▶ [Objective]
Type out every line below exactly as it reads.

[Stored entries]
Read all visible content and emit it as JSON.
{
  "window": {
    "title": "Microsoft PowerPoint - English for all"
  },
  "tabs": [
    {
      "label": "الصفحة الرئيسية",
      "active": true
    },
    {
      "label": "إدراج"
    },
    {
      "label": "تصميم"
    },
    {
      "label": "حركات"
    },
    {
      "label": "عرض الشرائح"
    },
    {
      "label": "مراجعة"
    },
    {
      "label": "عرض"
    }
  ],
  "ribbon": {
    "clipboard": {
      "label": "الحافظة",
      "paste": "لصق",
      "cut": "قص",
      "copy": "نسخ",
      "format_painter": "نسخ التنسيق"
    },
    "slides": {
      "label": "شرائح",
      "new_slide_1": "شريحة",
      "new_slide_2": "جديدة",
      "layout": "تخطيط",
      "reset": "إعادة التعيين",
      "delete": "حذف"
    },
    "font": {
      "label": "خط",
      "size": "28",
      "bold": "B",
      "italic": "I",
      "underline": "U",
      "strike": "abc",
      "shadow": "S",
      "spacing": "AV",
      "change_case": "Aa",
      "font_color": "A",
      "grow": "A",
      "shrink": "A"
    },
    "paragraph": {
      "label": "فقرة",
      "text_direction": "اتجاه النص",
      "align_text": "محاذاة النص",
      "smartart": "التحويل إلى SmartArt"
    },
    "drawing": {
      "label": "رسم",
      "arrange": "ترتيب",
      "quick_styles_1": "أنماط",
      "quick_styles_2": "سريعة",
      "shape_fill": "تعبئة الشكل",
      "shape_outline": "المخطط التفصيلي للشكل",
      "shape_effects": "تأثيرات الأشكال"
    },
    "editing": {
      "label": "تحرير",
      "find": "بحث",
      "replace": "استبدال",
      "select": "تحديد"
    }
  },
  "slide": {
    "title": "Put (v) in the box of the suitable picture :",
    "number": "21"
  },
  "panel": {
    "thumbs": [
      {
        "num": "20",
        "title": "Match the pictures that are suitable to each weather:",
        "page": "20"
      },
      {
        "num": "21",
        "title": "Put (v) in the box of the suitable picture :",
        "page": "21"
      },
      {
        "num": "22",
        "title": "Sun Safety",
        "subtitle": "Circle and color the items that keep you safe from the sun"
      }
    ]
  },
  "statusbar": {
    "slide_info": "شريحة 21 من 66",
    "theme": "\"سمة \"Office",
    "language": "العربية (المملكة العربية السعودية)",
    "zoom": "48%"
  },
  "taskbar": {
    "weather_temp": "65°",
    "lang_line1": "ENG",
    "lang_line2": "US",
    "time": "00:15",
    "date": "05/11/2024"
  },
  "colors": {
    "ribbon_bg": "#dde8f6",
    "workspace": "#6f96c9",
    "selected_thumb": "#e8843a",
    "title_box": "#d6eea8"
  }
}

▶ [Result of this task]
Read all visible content and emit it as JSON.
{
  "window": {
    "title": "Microsoft PowerPoint - English for all"
  },
  "tabs": [
    {
      "label": "الصفحة الرئيسية",
      "active": true
    },
    {
      "label": "إدراج"
    },
    {
      "label": "تصميم"
    },
    {
      "label": "حركات"
    },
    {
      "label": "عرض الشرائح"
    },
    {
      "label": "مراجعة"
    },
    {
      "label": "عرض"
    }
  ],
  "ribbon": {
    "clipboard": {
      "label": "الحافظة",
      "paste": "لصق",
      "cut": "قص",
      "copy": "نسخ",
      "format_painter": "نسخ التنسيق"
    },
    "slides": {
      "label": "شرائح",
      "new_slide_1": "شريحة",
      "new_slide_2": "جديدة",
      "layout": "تخطيط",
      "reset": "إعادة التعيين",
      "delete": "حذف"
    },
    "font": {
      "label": "خط",
      "size": "28",
      "bold": "B",
      "italic": "I",
      "underline": "U",
      "strike": "abc",
      "shadow": "S",
      "spacing": "AV",
      "change_case": "Aa",
      "font_color": "A",
      "grow": "A",
      "shrink": "A"
    },
    "paragraph": {
      "label": "فقرة",
      "text_direction": "اتجاه النص",
      "align_text": "محاذاة النص",
      "smartart": "التحويل إلى SmartArt"
    },
    "drawing": {
      "label": "رسم",
      "arrange": "ترتيب",
      "quick_styles_1": "أنماط",
      "quick_styles_2": "سريعة",
      "shape_fill": "تعبئة الشكل",
      "shape_outline": "المخطط التفصيلي للشكل",
      "shape_effects": "تأثيرات الأشكال"
    },
    "editing": {
      "label": "تحرير",
      "find": "بحث",
      "replace": "استبدال",
      "select": "تحديد"
    }
  },
  "slide": {
    "title": "Put (v) in the box of the suitable picture :",
    "number": "21"
  },
  "panel": {
    "thumbs": [
      {
        "num": "20",
        "title": "Match the pictures that are suitable to each weather:",
        "page": "20"
      },
      {
        "num": "21",
        "title": "Put (v) in the box of the suitable picture :",
        "page": "21"
      },
      {
        "num": "22",
        "title": "Sun Safety",
        "subtitle": "Circle and color the items that keep you safe from the sun"
      }
    ]
  },
  "statusbar": {
    "slide_info": "شريحة 21 من 66",
    "theme": "\"سمة \"Office",
    "language": "العربية (المملكة العربية السعودية)",
    "zoom": "48%"
  },
  "taskbar": {
    "weather_temp": "65°",
    "lang_line1": "ENG",
    "lang_line2": "US",
    "time": "00:15",
    "date": "05/11/2024"
  },
  "colors": {
    "ribbon_bg": "#dde8f6",
    "workspace": "#6f96c9",
    "selected_thumb": "#e8843a",
    "title_box": "#d6eea8"
  }
}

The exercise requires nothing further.